Work out how many lines have "after" in them. Give only that number.

+-------+

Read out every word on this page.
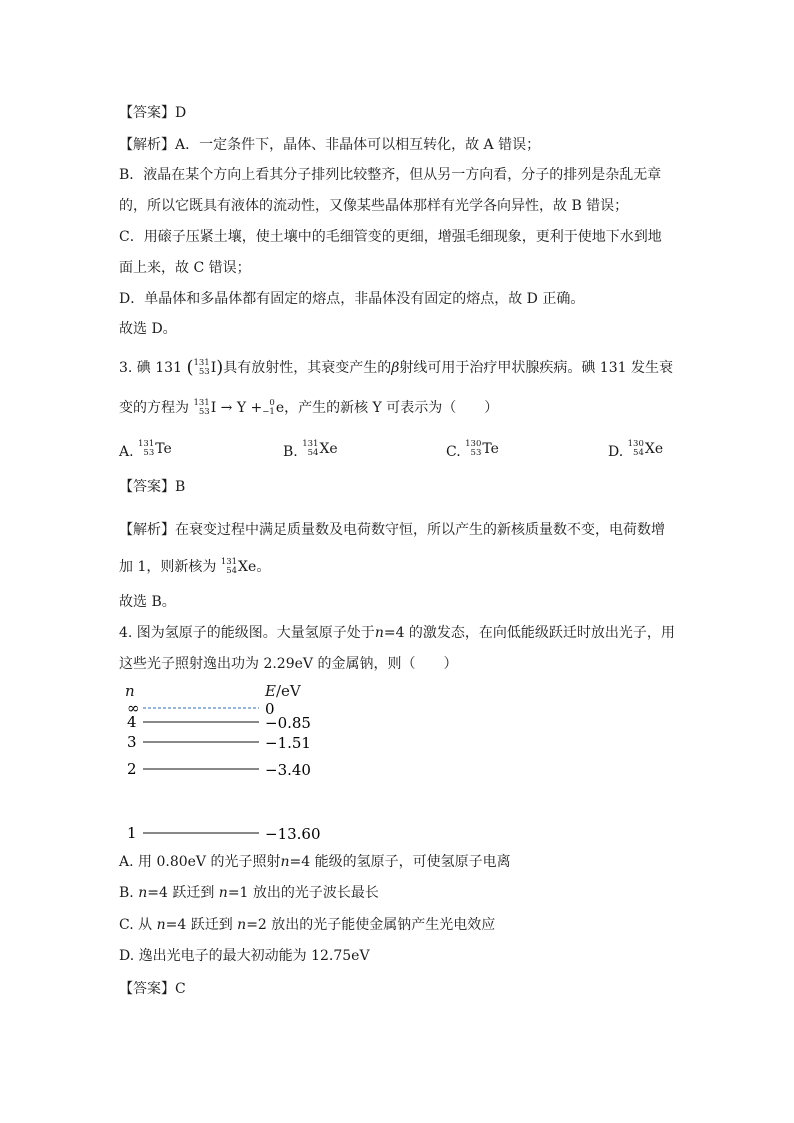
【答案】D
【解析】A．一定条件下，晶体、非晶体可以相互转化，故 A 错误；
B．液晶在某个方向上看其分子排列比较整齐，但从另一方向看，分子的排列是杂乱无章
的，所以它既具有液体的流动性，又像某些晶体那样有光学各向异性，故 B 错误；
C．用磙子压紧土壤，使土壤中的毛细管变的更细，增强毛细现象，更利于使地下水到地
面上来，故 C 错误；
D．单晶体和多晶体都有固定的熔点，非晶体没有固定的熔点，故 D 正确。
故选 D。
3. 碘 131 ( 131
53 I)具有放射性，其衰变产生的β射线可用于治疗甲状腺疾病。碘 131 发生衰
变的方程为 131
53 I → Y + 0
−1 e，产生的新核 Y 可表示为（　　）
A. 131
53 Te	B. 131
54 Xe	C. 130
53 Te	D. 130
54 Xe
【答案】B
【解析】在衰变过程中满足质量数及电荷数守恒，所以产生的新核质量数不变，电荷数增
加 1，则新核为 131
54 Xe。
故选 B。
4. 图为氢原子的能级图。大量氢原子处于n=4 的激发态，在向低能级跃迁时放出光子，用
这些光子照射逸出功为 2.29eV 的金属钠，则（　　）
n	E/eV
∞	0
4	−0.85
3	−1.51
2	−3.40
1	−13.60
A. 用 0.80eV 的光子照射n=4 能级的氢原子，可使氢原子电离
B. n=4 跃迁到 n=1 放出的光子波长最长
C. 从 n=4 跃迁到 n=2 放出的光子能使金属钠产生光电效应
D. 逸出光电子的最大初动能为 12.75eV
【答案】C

+-------+

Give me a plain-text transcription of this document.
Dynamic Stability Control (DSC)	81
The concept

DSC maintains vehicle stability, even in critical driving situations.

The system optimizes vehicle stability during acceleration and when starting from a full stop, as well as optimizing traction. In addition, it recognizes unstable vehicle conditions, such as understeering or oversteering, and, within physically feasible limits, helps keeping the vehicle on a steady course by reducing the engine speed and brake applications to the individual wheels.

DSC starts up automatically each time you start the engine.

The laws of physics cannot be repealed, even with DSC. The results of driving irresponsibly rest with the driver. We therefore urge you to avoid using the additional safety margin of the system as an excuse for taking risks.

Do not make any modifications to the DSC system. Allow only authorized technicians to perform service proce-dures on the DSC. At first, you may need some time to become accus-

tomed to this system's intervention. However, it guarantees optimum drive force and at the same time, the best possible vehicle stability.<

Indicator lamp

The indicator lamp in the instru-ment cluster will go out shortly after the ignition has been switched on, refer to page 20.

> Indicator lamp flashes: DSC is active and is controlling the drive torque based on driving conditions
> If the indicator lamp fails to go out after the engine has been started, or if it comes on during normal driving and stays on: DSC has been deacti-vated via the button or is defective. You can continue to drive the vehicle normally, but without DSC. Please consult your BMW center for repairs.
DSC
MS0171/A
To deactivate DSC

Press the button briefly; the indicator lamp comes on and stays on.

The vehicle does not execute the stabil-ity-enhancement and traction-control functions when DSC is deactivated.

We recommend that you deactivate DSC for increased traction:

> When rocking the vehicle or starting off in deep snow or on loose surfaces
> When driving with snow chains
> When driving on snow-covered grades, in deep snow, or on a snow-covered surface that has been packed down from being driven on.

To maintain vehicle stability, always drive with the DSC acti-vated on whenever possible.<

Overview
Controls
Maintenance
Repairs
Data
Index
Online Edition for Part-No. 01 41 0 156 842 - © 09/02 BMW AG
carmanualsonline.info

+-------+

Result: 2